#### TASK DESCRIPTION:
All records must be quoted exactly. Omit the pictures.

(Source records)
— Start —
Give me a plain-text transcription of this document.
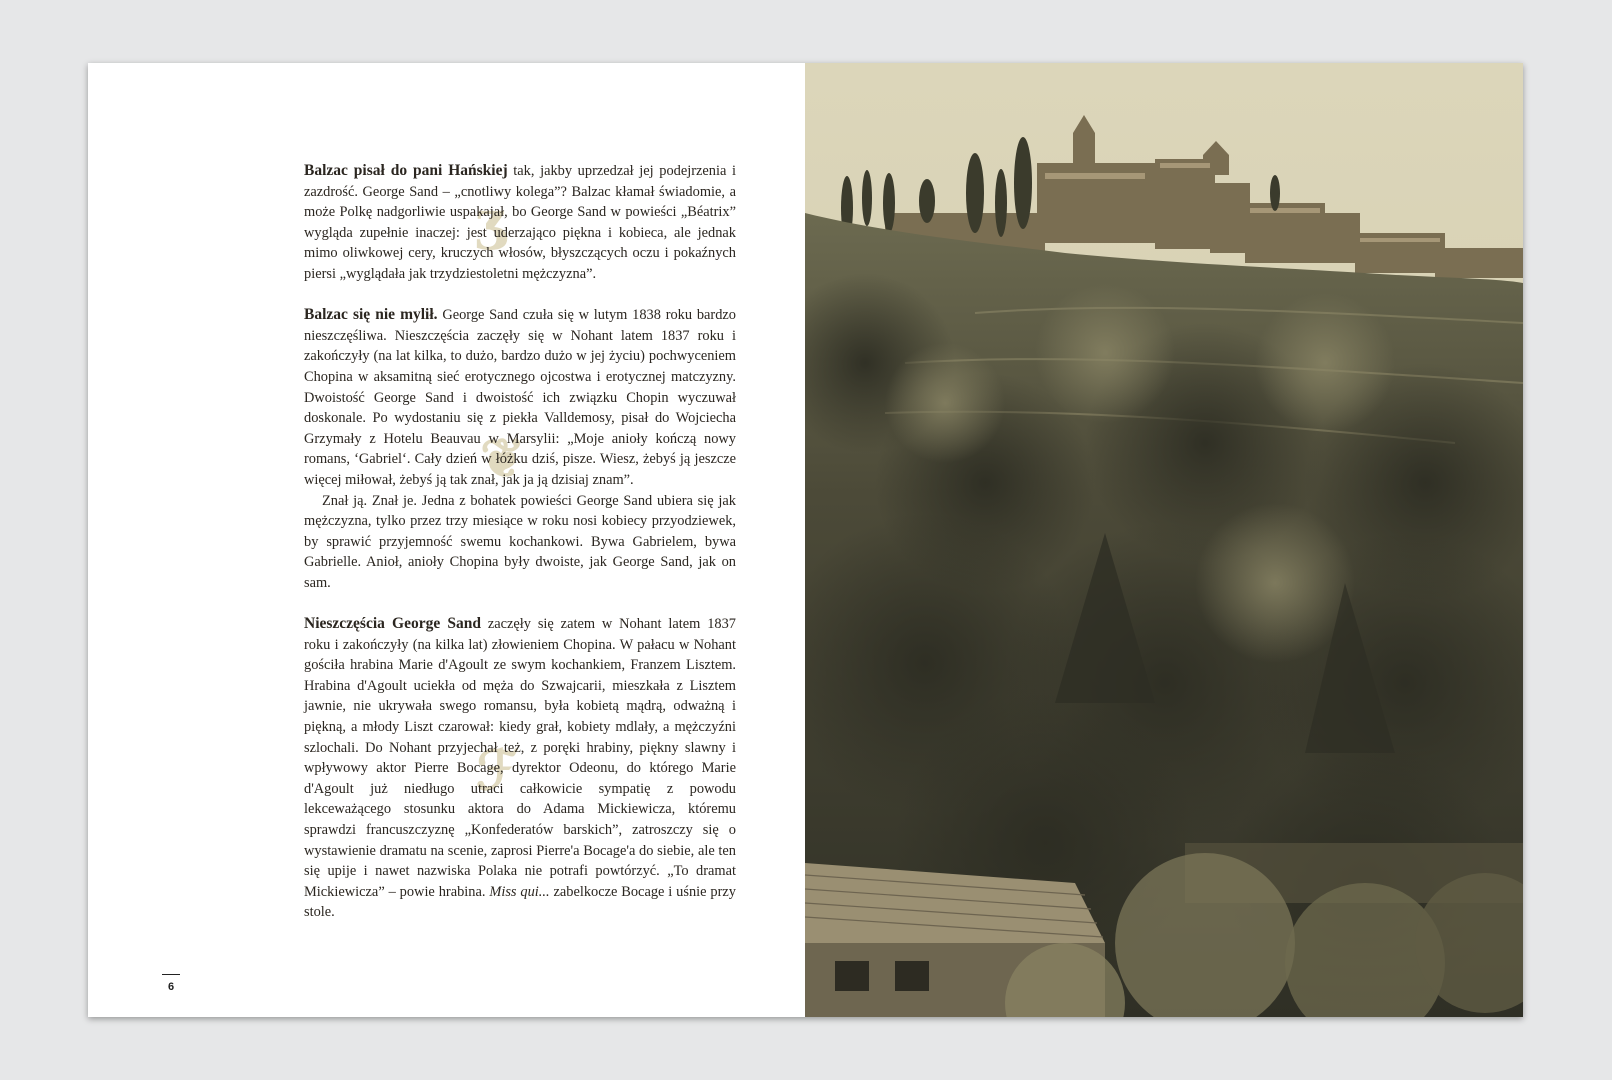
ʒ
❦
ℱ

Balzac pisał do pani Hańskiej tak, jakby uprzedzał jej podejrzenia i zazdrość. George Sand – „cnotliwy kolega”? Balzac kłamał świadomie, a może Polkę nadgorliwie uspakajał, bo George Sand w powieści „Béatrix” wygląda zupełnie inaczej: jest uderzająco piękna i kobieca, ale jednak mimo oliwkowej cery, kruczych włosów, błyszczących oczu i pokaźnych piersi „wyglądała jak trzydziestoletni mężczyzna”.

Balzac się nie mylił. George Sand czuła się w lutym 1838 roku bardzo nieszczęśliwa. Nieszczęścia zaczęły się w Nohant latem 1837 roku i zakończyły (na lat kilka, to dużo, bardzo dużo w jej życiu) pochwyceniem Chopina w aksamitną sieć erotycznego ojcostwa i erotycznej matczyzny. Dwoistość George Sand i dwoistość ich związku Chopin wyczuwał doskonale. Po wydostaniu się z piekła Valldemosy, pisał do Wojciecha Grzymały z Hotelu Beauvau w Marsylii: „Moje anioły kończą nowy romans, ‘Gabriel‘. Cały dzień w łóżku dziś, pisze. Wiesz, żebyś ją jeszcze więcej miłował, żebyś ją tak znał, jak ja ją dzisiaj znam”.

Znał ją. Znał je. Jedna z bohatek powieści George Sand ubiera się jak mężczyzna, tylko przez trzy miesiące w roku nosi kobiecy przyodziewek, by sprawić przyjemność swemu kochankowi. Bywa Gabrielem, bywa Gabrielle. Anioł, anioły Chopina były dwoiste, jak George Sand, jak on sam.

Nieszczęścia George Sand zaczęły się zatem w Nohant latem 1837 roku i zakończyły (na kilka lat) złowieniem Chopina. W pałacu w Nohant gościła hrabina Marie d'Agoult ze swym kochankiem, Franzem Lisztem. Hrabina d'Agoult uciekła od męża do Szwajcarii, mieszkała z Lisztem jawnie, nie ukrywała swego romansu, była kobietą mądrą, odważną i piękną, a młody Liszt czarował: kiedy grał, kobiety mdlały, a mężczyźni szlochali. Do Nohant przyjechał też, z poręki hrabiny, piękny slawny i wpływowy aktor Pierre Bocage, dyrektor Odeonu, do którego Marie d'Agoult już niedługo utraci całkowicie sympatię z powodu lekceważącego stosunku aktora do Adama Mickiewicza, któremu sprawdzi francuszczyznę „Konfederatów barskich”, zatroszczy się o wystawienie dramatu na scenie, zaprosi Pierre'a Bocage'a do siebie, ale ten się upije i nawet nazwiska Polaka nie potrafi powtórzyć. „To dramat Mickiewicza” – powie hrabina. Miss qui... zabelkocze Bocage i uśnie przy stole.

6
— End —
#### SOLVED EXERCISE:
Give me a plain-text transcription of this document.
ʒ
❦
ℱ

Balzac pisał do pani Hańskiej tak, jakby uprzedzał jej podejrzenia i zazdrość. George Sand – „cnotliwy kolega”? Balzac kłamał świadomie, a może Polkę nadgorliwie uspakajał, bo George Sand w powieści „Béatrix” wygląda zupełnie inaczej: jest uderzająco piękna i kobieca, ale jednak mimo oliwkowej cery, kruczych włosów, błyszczących oczu i pokaźnych piersi „wyglądała jak trzydziestoletni mężczyzna”.

Balzac się nie mylił. George Sand czuła się w lutym 1838 roku bardzo nieszczęśliwa. Nieszczęścia zaczęły się w Nohant latem 1837 roku i zakończyły (na lat kilka, to dużo, bardzo dużo w jej życiu) pochwyceniem Chopina w aksamitną sieć erotycznego ojcostwa i erotycznej matczyzny. Dwoistość George Sand i dwoistość ich związku Chopin wyczuwał doskonale. Po wydostaniu się z piekła Valldemosy, pisał do Wojciecha Grzymały z Hotelu Beauvau w Marsylii: „Moje anioły kończą nowy romans, ‘Gabriel‘. Cały dzień w łóżku dziś, pisze. Wiesz, żebyś ją jeszcze więcej miłował, żebyś ją tak znał, jak ja ją dzisiaj znam”.

Znał ją. Znał je. Jedna z bohatek powieści George Sand ubiera się jak mężczyzna, tylko przez trzy miesiące w roku nosi kobiecy przyodziewek, by sprawić przyjemność swemu kochankowi. Bywa Gabrielem, bywa Gabrielle. Anioł, anioły Chopina były dwoiste, jak George Sand, jak on sam.

Nieszczęścia George Sand zaczęły się zatem w Nohant latem 1837 roku i zakończyły (na kilka lat) złowieniem Chopina. W pałacu w Nohant gościła hrabina Marie d'Agoult ze swym kochankiem, Franzem Lisztem. Hrabina d'Agoult uciekła od męża do Szwajcarii, mieszkała z Lisztem jawnie, nie ukrywała swego romansu, była kobietą mądrą, odważną i piękną, a młody Liszt czarował: kiedy grał, kobiety mdlały, a mężczyźni szlochali. Do Nohant przyjechał też, z poręki hrabiny, piękny slawny i wpływowy aktor Pierre Bocage, dyrektor Odeonu, do którego Marie d'Agoult już niedługo utraci całkowicie sympatię z powodu lekceważącego stosunku aktora do Adama Mickiewicza, któremu sprawdzi francuszczyznę „Konfederatów barskich”, zatroszczy się o wystawienie dramatu na scenie, zaprosi Pierre'a Bocage'a do siebie, ale ten się upije i nawet nazwiska Polaka nie potrafi powtórzyć. „To dramat Mickiewicza” – powie hrabina. Miss qui... zabelkocze Bocage i uśnie przy stole.

6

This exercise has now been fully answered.